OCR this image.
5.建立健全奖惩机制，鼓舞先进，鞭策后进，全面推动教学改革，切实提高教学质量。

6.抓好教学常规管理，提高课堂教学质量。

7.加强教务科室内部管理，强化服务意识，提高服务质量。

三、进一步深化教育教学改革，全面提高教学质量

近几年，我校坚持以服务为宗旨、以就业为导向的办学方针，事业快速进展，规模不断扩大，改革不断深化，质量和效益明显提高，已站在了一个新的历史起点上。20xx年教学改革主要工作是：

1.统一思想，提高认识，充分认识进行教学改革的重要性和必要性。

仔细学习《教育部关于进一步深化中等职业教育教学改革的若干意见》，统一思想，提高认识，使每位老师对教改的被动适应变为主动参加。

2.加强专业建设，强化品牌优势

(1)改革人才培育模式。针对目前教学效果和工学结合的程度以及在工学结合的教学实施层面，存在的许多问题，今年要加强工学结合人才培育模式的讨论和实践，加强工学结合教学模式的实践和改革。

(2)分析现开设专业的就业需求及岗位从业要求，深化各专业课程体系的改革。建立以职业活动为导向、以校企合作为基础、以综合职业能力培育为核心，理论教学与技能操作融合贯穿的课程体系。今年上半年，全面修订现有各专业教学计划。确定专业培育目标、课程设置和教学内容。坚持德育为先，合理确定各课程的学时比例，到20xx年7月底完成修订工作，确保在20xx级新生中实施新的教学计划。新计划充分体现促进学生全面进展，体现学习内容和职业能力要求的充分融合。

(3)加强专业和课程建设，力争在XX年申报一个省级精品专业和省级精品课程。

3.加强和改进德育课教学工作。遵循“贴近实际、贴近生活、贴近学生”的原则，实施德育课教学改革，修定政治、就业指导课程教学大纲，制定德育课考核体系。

STATED GOAL
Find how many lines in the records contain the string "提高认识", then give the number alone.

EXERCISE RESPONSE
2